GOAL -> Work out how many lines of the listing hold the string "тѣхъ". Answer with that number alone.

EXERCISE MATERIALS ->

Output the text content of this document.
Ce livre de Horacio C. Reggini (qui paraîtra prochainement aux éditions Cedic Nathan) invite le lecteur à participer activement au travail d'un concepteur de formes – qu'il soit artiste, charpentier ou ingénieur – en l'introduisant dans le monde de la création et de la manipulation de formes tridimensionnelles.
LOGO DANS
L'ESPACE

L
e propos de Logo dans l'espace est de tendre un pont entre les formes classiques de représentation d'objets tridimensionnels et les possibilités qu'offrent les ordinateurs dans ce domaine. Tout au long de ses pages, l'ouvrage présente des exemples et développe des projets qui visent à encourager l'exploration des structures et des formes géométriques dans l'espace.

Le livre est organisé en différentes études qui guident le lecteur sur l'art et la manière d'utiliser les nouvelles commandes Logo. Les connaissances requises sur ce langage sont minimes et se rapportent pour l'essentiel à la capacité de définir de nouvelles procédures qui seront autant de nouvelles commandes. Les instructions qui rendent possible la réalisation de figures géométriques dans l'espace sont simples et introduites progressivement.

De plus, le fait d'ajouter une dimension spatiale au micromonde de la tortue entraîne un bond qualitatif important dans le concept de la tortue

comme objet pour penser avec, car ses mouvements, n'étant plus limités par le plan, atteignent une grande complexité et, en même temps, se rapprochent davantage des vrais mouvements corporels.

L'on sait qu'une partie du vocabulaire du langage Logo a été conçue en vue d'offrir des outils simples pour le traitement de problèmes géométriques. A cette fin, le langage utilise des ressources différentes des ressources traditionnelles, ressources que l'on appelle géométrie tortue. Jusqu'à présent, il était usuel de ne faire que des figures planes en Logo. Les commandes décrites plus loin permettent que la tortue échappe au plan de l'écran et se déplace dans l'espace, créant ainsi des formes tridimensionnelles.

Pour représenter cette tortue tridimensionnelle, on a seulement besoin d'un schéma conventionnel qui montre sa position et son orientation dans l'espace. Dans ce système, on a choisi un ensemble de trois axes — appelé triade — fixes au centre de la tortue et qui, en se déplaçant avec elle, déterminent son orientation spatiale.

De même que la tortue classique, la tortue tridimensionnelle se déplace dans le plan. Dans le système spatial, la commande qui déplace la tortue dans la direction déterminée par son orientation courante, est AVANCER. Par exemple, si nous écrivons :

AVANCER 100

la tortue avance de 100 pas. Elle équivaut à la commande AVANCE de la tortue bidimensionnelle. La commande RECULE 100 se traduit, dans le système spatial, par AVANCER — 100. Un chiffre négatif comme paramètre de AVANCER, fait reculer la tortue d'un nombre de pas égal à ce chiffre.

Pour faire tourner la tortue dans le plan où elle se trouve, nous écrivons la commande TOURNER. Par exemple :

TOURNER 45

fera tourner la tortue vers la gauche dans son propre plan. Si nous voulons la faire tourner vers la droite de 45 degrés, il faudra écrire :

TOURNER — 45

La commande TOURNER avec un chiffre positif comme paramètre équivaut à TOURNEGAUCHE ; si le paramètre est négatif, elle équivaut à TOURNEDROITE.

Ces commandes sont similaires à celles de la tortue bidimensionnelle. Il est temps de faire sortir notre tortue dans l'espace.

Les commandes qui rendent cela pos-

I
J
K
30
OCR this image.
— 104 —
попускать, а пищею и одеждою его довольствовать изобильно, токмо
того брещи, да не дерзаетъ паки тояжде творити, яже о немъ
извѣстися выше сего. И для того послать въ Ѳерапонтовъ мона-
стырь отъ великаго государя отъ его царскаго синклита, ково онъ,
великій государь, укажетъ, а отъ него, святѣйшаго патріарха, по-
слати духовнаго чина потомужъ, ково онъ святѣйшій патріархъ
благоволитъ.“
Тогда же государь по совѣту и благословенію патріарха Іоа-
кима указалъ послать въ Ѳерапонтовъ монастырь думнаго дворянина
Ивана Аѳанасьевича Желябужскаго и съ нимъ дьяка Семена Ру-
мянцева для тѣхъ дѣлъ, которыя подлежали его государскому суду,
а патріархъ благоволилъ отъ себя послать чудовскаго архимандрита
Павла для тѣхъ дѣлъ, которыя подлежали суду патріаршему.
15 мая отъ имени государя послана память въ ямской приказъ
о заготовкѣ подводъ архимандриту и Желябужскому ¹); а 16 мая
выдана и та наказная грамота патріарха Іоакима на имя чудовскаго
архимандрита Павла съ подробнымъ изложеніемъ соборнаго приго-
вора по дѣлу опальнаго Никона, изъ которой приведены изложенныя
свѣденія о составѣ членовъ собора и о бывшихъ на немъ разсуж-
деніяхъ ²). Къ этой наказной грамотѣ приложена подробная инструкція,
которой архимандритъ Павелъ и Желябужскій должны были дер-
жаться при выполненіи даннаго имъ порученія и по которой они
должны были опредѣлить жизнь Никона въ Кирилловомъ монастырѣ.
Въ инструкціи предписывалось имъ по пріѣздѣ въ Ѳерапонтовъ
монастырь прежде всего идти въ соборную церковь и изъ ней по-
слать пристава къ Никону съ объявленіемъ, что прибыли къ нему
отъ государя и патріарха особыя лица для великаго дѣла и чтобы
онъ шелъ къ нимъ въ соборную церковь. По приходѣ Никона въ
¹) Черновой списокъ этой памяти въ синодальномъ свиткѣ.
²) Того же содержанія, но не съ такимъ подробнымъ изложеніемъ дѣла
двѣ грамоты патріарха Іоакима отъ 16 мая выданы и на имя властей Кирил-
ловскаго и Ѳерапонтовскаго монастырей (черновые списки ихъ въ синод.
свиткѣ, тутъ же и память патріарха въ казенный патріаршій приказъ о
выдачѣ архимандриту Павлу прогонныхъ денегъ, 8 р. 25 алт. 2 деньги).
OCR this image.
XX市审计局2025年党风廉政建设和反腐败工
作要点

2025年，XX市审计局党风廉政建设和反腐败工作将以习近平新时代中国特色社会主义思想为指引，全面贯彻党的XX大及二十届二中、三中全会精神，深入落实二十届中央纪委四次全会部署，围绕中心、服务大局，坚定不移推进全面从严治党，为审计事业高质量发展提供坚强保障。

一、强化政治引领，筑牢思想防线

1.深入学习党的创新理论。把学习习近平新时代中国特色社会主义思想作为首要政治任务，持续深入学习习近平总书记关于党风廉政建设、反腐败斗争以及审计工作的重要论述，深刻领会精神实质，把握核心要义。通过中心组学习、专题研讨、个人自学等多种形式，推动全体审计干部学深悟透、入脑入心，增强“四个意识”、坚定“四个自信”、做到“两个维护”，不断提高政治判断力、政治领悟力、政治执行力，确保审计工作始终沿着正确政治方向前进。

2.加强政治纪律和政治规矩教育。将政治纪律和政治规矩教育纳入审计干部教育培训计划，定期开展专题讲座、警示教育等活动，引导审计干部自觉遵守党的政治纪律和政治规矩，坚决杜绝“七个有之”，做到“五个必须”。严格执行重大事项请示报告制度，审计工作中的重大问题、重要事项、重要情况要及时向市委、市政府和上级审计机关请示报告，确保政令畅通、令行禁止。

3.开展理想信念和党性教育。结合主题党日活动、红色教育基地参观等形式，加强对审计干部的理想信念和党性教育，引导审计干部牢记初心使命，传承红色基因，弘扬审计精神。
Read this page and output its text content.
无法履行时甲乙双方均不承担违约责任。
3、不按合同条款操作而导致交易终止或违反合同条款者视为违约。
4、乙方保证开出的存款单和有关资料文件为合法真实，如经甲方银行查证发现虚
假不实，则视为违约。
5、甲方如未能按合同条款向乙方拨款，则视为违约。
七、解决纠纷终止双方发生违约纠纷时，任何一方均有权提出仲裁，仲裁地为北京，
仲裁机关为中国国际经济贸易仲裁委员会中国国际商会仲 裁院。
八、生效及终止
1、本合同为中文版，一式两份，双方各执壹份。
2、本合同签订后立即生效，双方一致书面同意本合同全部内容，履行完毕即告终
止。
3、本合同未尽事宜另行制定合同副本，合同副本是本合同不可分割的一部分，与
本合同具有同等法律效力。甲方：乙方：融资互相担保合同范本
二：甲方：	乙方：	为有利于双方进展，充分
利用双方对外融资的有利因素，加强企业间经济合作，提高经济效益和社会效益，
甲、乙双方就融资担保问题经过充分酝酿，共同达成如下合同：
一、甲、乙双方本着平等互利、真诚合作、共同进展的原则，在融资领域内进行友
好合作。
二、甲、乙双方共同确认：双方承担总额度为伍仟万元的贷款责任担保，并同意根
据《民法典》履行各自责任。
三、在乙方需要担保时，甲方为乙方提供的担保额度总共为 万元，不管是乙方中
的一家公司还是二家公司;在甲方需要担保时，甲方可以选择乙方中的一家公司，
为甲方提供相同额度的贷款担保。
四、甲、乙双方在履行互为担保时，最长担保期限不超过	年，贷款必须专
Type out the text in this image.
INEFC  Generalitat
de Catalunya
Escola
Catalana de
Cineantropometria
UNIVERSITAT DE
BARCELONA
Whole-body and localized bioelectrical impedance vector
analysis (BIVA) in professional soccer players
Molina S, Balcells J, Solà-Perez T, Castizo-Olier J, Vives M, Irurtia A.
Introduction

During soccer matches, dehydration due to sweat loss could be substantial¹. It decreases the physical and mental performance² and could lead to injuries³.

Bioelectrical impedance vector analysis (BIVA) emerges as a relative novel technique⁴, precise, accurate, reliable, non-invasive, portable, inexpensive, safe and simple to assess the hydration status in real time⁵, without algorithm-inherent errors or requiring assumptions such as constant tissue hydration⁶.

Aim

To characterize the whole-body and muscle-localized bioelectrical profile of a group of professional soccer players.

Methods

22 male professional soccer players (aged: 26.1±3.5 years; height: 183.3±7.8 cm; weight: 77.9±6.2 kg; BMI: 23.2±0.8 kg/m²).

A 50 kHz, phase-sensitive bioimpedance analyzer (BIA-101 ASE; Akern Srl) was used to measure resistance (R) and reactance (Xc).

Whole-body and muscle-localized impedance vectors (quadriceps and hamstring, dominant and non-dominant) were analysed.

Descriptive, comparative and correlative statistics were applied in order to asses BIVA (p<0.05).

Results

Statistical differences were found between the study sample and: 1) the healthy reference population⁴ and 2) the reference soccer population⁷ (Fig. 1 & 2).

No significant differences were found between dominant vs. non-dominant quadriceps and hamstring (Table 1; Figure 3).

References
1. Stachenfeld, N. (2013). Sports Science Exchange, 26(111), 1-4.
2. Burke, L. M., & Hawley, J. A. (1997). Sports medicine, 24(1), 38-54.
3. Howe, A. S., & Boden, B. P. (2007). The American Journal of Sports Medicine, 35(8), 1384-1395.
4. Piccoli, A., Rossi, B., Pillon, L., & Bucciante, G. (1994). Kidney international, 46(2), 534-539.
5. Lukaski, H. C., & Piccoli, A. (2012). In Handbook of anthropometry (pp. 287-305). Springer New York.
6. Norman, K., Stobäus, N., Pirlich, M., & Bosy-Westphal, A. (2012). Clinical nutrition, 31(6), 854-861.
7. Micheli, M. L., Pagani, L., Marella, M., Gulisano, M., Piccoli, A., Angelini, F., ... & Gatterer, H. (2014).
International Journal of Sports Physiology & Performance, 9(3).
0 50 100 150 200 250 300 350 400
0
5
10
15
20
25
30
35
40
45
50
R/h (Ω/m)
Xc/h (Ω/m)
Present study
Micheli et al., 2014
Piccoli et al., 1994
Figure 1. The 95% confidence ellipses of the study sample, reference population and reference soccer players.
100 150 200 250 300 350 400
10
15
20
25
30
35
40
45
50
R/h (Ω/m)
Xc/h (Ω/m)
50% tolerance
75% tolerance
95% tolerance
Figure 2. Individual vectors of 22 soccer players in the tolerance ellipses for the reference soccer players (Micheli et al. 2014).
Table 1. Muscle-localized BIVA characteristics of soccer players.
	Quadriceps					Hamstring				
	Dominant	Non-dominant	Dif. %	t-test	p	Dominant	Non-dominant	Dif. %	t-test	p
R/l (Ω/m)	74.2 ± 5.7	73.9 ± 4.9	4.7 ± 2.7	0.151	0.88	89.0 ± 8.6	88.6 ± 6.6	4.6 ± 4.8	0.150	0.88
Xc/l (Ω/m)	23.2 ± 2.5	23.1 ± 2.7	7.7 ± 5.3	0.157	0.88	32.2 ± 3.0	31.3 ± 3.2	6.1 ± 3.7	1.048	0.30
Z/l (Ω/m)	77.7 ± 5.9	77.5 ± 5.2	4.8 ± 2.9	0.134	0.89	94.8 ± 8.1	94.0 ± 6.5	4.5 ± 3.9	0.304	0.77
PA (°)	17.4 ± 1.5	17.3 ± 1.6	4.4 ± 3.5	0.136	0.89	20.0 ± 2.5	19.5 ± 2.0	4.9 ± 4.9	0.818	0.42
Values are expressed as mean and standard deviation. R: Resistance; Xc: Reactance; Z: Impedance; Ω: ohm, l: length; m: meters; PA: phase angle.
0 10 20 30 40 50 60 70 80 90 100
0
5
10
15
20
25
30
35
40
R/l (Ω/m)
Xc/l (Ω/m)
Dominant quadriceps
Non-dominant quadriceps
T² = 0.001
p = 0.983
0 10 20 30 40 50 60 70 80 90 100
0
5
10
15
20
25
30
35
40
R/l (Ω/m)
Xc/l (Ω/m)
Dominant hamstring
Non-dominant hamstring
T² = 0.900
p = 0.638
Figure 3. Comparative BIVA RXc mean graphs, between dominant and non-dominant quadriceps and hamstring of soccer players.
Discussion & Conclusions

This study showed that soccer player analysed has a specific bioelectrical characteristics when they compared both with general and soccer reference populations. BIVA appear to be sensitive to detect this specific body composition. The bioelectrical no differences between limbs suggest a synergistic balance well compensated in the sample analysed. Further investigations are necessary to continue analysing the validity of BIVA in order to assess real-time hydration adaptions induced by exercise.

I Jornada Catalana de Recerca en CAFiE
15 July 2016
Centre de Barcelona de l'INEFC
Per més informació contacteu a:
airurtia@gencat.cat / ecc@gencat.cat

ANSWER -> 2